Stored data
==*==

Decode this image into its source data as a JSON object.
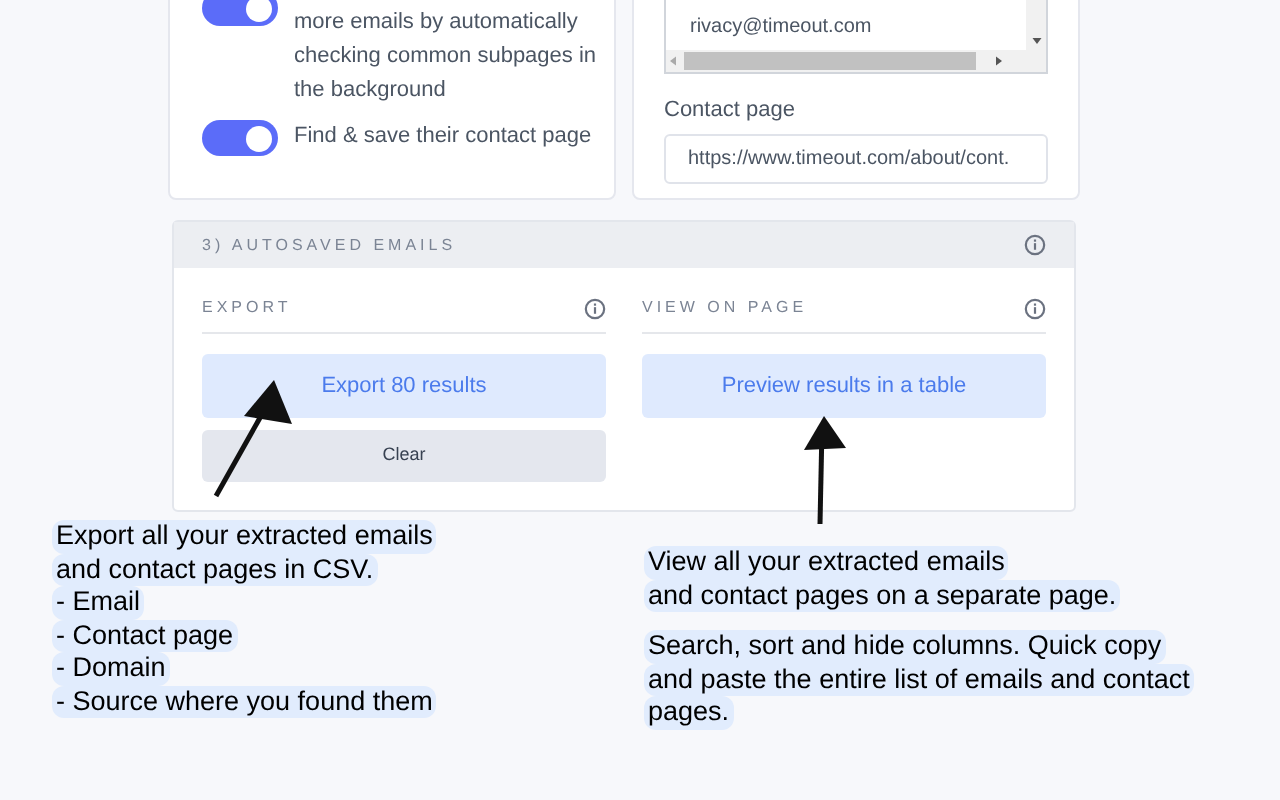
{
  "settings_card": {
    "toggles": [
      {
        "label_lines": [
          "more emails by automatically",
          "checking common subpages in",
          "the background"
        ],
        "on": true
      },
      {
        "label_lines": [
          "Find & save their contact page"
        ],
        "on": true
      }
    ]
  },
  "results_card": {
    "emails": [
      "rivacy@timeout.com"
    ],
    "contact_label": "Contact page",
    "contact_value": "https://www.timeout.com/about/cont."
  },
  "autosaved": {
    "title": "3) AUTOSAVED EMAILS",
    "export": {
      "heading": "EXPORT",
      "primary_button": "Export 80 results",
      "secondary_button": "Clear"
    },
    "view": {
      "heading": "VIEW ON PAGE",
      "primary_button": "Preview results in a table"
    }
  },
  "annotations": [
    {
      "paragraphs": [
        [
          "Export all your extracted emails",
          "and contact pages in CSV.",
          "- Email",
          "- Contact page",
          "- Domain",
          "- Source where you found them"
        ]
      ]
    },
    {
      "paragraphs": [
        [
          "View all your extracted emails",
          "and contact pages on a separate page."
        ],
        [
          "Search, sort and hide columns. Quick copy",
          "and paste the entire list of emails and contact",
          "pages."
        ]
      ]
    }
  ]
}
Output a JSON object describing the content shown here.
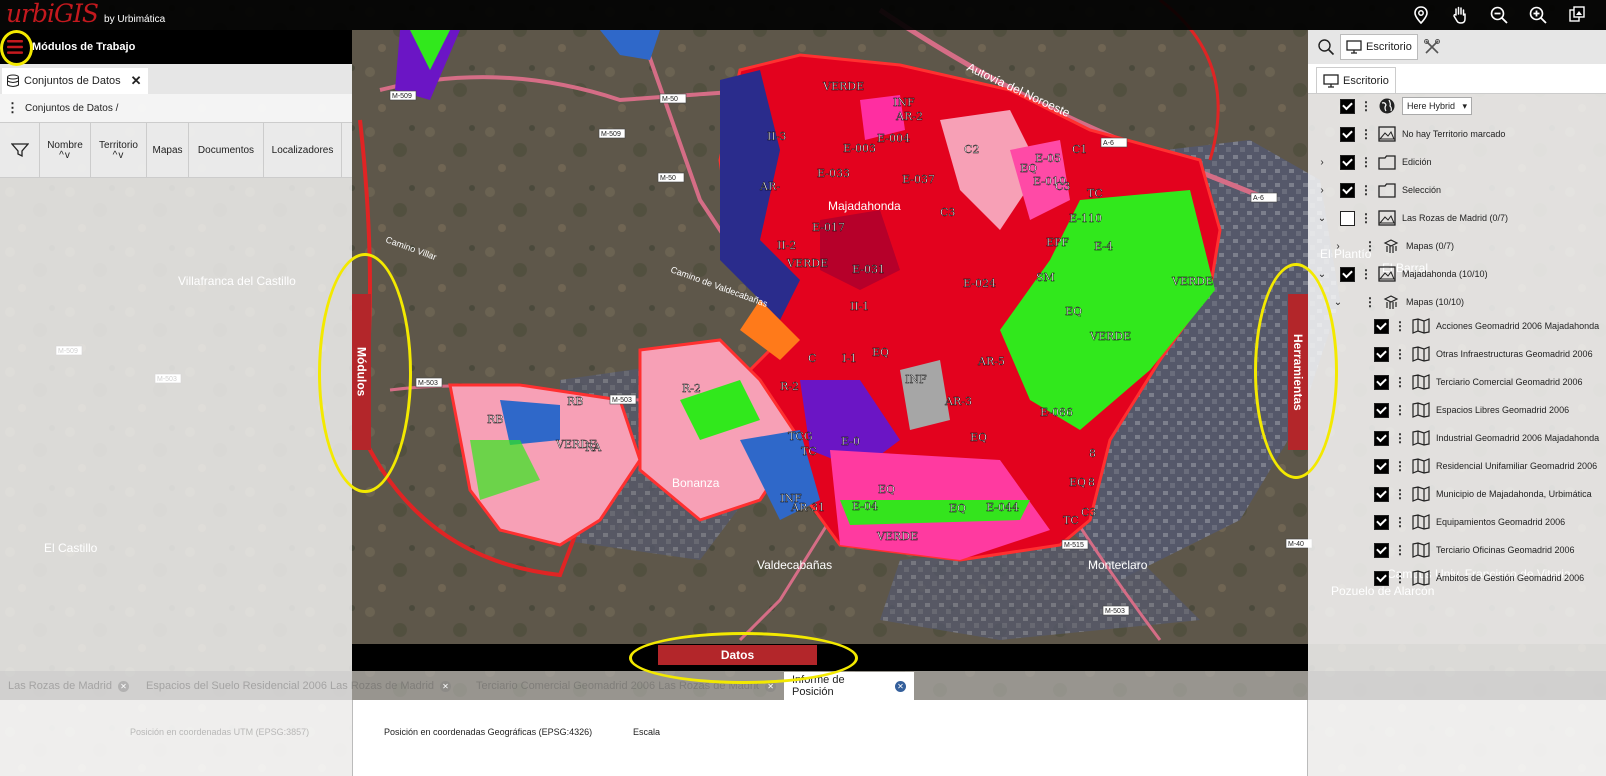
{
  "app": {
    "logo_text": "urbiGIS",
    "logo_by": "by Urbimática"
  },
  "top_tools": [
    {
      "name": "location-pin-icon"
    },
    {
      "name": "hand-pan-icon"
    },
    {
      "name": "zoom-out-icon"
    },
    {
      "name": "zoom-in-icon"
    },
    {
      "name": "layers-gallery-icon"
    }
  ],
  "left_panel": {
    "title": "Módulos de Trabajo",
    "tab": "Conjuntos de Datos",
    "breadcrumb": "Conjuntos de Datos /",
    "columns": [
      {
        "label": "Nombre",
        "sortable": true
      },
      {
        "label": "Territorio",
        "sortable": true
      },
      {
        "label": "Mapas",
        "sortable": false
      },
      {
        "label": "Documentos",
        "sortable": false
      },
      {
        "label": "Localizadores",
        "sortable": false
      }
    ]
  },
  "side_tabs": {
    "modulos": "Módulos",
    "herramientas": "Herramientas",
    "datos": "Datos"
  },
  "right_panel": {
    "escritorio_btn": "Escritorio",
    "tab": "Escritorio",
    "layers": [
      {
        "label": "Here Hybrid",
        "checked": true,
        "expander": "",
        "indent": 0,
        "icon": "globe-icon",
        "is_select": true
      },
      {
        "label": "No hay Territorio marcado",
        "checked": true,
        "expander": "",
        "indent": 0,
        "icon": "image-icon"
      },
      {
        "label": "Edición",
        "checked": true,
        "expander": "›",
        "indent": 0,
        "icon": "folder-icon"
      },
      {
        "label": "Selección",
        "checked": true,
        "expander": "›",
        "indent": 0,
        "icon": "folder-icon"
      },
      {
        "label": "Las Rozas de Madrid (0/7)",
        "checked": false,
        "expander": "⌄",
        "indent": 0,
        "icon": "image-icon"
      },
      {
        "label": "Mapas (0/7)",
        "checked": null,
        "expander": "›",
        "indent": 1,
        "icon": "stack-hand-icon"
      },
      {
        "label": "Majadahonda (10/10)",
        "checked": true,
        "expander": "⌄",
        "indent": 0,
        "icon": "image-icon"
      },
      {
        "label": "Mapas (10/10)",
        "checked": null,
        "expander": "⌄",
        "indent": 1,
        "icon": "stack-hand-icon"
      },
      {
        "label": "Acciones Geomadrid 2006 Majadahonda",
        "checked": true,
        "expander": "",
        "indent": 2,
        "icon": "map-icon"
      },
      {
        "label": "Otras Infraestructuras Geomadrid 2006",
        "checked": true,
        "expander": "",
        "indent": 2,
        "icon": "map-icon"
      },
      {
        "label": "Terciario Comercial Geomadrid 2006",
        "checked": true,
        "expander": "",
        "indent": 2,
        "icon": "map-icon"
      },
      {
        "label": "Espacios Libres Geomadrid 2006",
        "checked": true,
        "expander": "",
        "indent": 2,
        "icon": "map-icon"
      },
      {
        "label": "Industrial Geomadrid 2006 Majadahonda",
        "checked": true,
        "expander": "",
        "indent": 2,
        "icon": "map-icon"
      },
      {
        "label": "Residencial Unifamiliar Geomadrid 2006",
        "checked": true,
        "expander": "",
        "indent": 2,
        "icon": "map-icon"
      },
      {
        "label": "Municipio de Majadahonda, Urbimática",
        "checked": true,
        "expander": "",
        "indent": 2,
        "icon": "map-icon"
      },
      {
        "label": "Equipamientos Geomadrid 2006",
        "checked": true,
        "expander": "",
        "indent": 2,
        "icon": "map-icon"
      },
      {
        "label": "Terciario Oficinas Geomadrid 2006",
        "checked": true,
        "expander": "",
        "indent": 2,
        "icon": "map-icon"
      },
      {
        "label": "Ámbitos de Gestión Geomadrid 2006",
        "checked": true,
        "expander": "",
        "indent": 2,
        "icon": "map-icon"
      }
    ]
  },
  "bottom": {
    "tabs": [
      {
        "label": "Las Rozas de Madrid",
        "active": false
      },
      {
        "label": "Espacios del Suelo Residencial 2006 Las Rozas de Madrid",
        "active": false
      },
      {
        "label": "Terciario Comercial Geomadrid 2006 Las Rozas de Madrid",
        "active": false
      },
      {
        "label": "Informe de Posición",
        "active": true
      }
    ],
    "utm_label": "Posición en coordenadas UTM (EPSG:3857)",
    "geo_label": "Posición en coordenadas Geográficas (EPSG:4326)",
    "scale_label": "Escala"
  },
  "map_labels": {
    "places": [
      "Villafranca del Castillo",
      "El Castillo",
      "Bonanza",
      "Valdecabañas",
      "Monteclaro",
      "Majadahonda",
      "Campus Univ. Francisco de Vitoria",
      "Pozuelo de Alarcón",
      "El Plantío",
      "El Barral",
      "Autovía del Noroeste",
      "Camino Villar",
      "Camino de Valdecabañas"
    ],
    "roads": [
      "M-509",
      "M-50",
      "M-509",
      "M-50",
      "M-503",
      "M-503",
      "M-515",
      "M-503",
      "A-6",
      "A-6",
      "M-40",
      "M-503",
      "M-509"
    ],
    "zones": [
      "VERDE",
      "INF",
      "AR-2",
      "II-3",
      "E-003",
      "E-004",
      "C2",
      "C1",
      "E-037",
      "E-05",
      "EQ",
      "E-010",
      "E-033",
      "AR-",
      "E-017",
      "C3",
      "E-110",
      "TC",
      "VERDE",
      "II-2",
      "E-031",
      "E-024",
      "EPF",
      "E-4",
      "SM",
      "VERDE",
      "II-1",
      "C",
      "I-1",
      "EQ",
      "INF",
      "AR-3",
      "AR-5",
      "E-086",
      "R-2",
      "R-2",
      "RB",
      "RB",
      "VERDE",
      "RA",
      "TCG",
      "TC",
      "EQ",
      "E-0",
      "EQ",
      "INF",
      "AR-31",
      "E-04",
      "EQ",
      "EQ",
      "E-044",
      "TC",
      "C3",
      "VERDE",
      "VERDE",
      "EQ",
      "C3",
      "8",
      "8"
    ]
  },
  "colors": {
    "accent": "#b3262a",
    "highlight": "#f3e900",
    "boundary": "#e02424"
  }
}
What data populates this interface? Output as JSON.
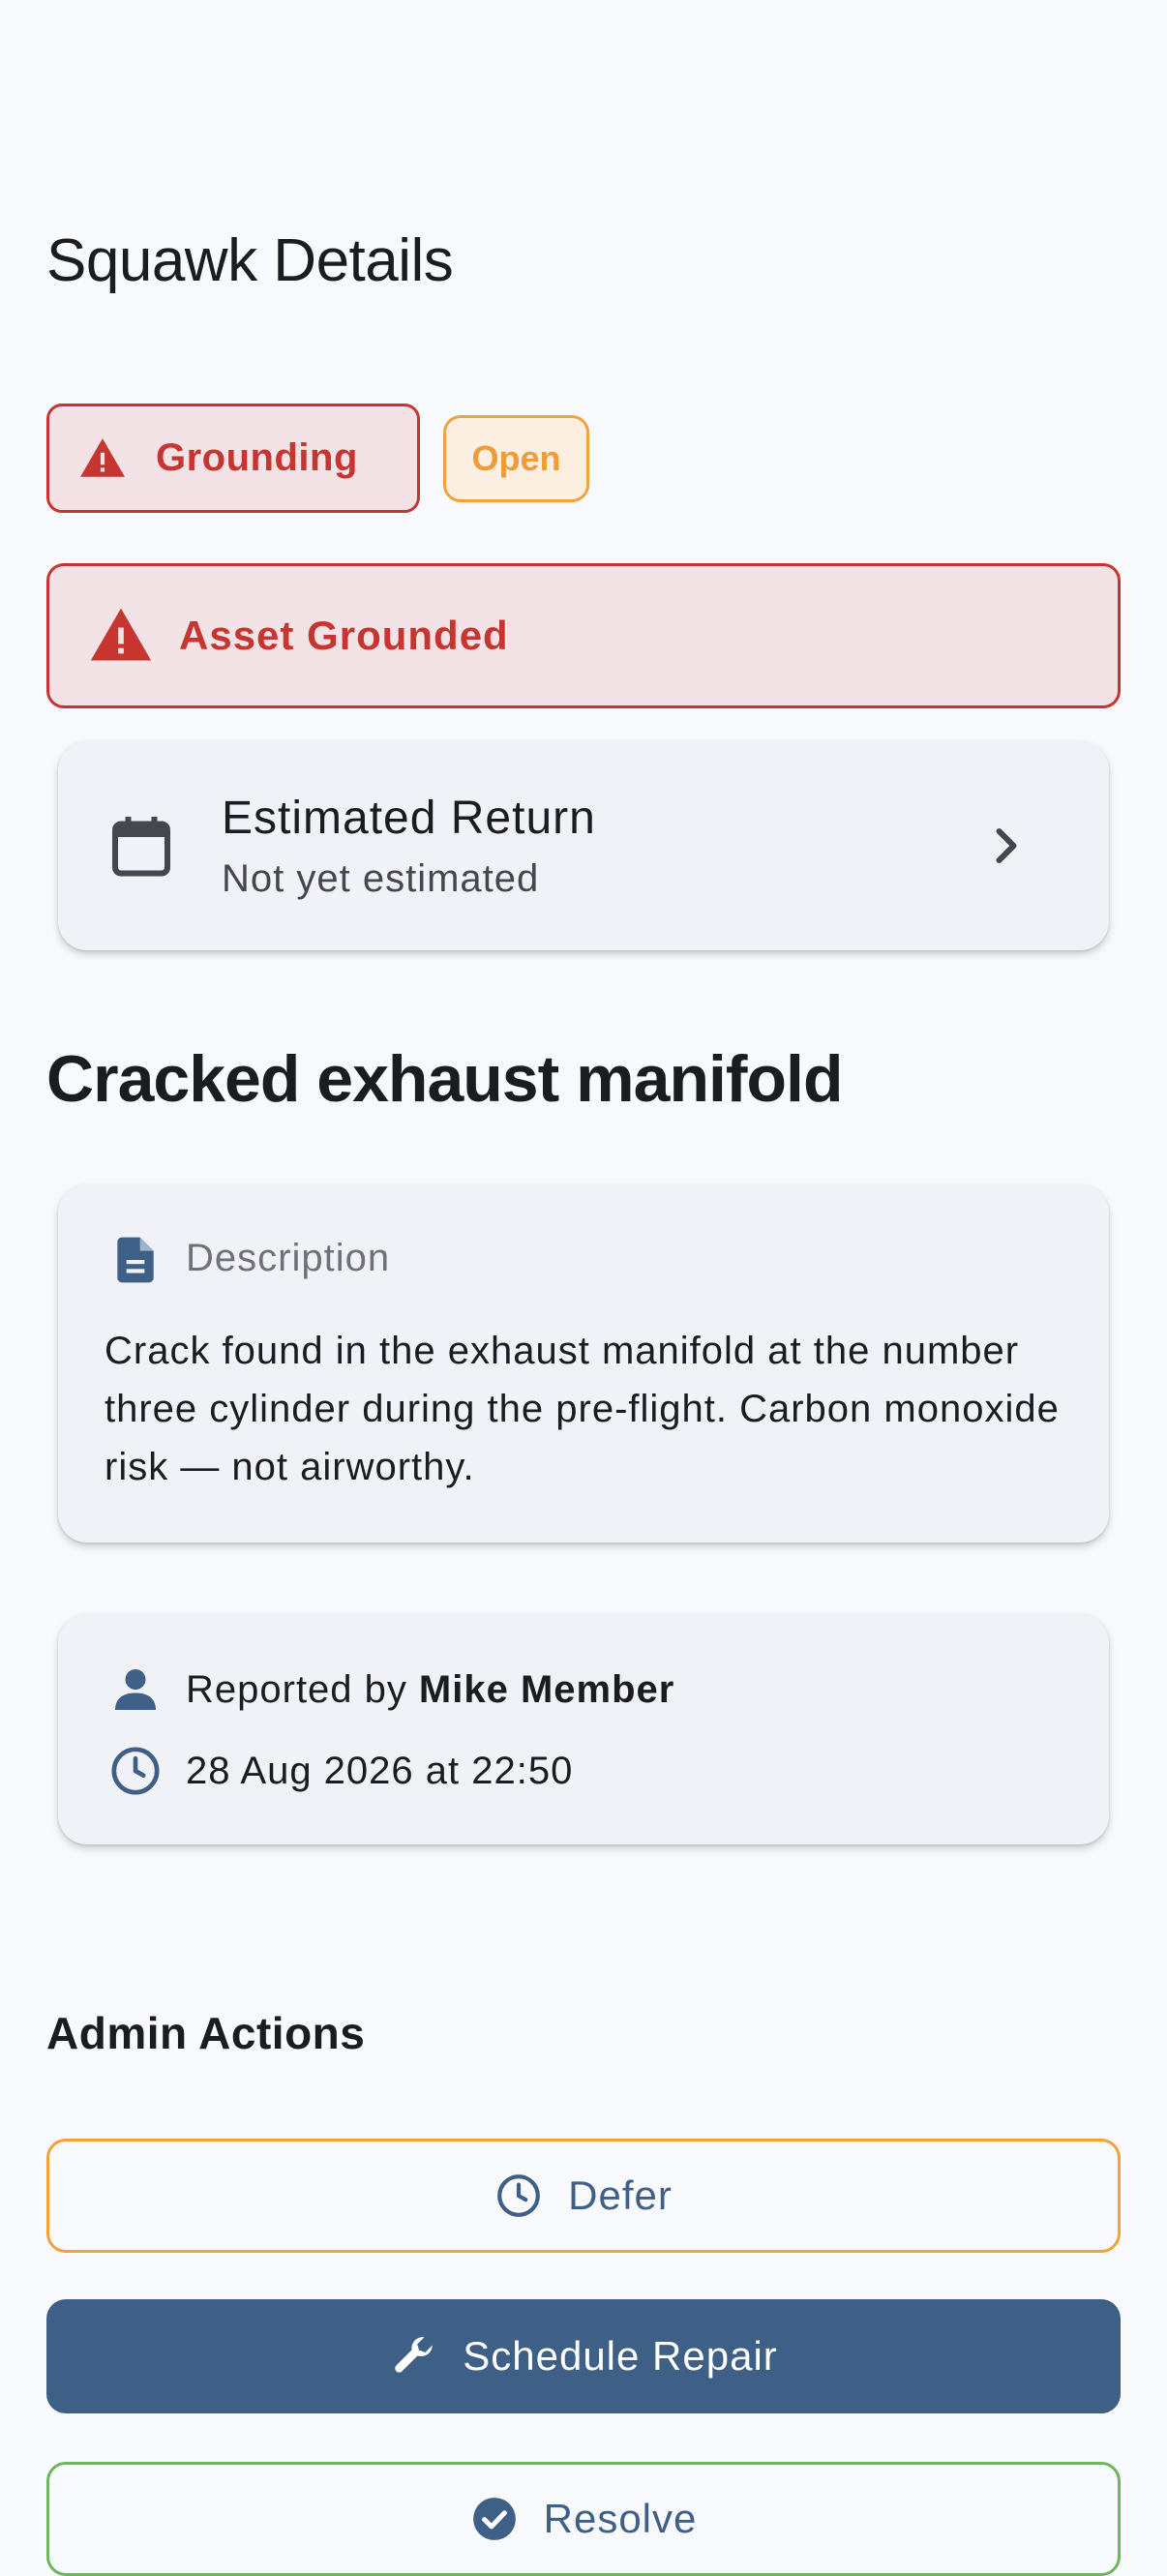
{
  "header": {
    "title": "Squawk Details"
  },
  "chips": {
    "grounding_label": "Grounding",
    "status_label": "Open"
  },
  "banner": {
    "label": "Asset Grounded"
  },
  "estimated_return": {
    "title": "Estimated Return",
    "value": "Not yet estimated"
  },
  "squawk": {
    "title": "Cracked exhaust manifold"
  },
  "description": {
    "label": "Description",
    "text": "Crack found in the exhaust manifold at the number three cylinder during the pre-flight. Carbon monoxide risk — not airworthy."
  },
  "meta": {
    "reported_prefix": "Reported by",
    "reporter": "Mike Member",
    "timestamp": "28 Aug 2026 at 22:50"
  },
  "admin": {
    "title": "Admin Actions",
    "defer_label": "Defer",
    "repair_label": "Schedule Repair",
    "resolve_label": "Resolve"
  },
  "colors": {
    "danger": "#c73530",
    "danger_bg": "#f4e3e6",
    "warning": "#f2a23a",
    "primary": "#3e5f86",
    "success": "#6cb75a",
    "background": "#f8f9fd",
    "card": "#f1f2f7"
  },
  "icons": {
    "grounding_chip": "warning-triangle-icon",
    "banner": "warning-triangle-icon",
    "estimated_return": "calendar-icon",
    "estimated_return_action": "chevron-right-icon",
    "description": "document-icon",
    "reporter": "person-icon",
    "timestamp": "clock-icon",
    "defer": "clock-icon",
    "repair": "wrench-icon",
    "resolve": "check-circle-icon"
  }
}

==*==

◆ **WHAT IS EXPECTED**:
Search the material above for "Comercial". Pull out each line where it shows up.

◆ **FULL RESPONSE**:
        "label": "Terciario Comercial Geomadrid 2006",
        "label": "Terciario Comercial Geomadrid 2006 Las Rozas de Madrid",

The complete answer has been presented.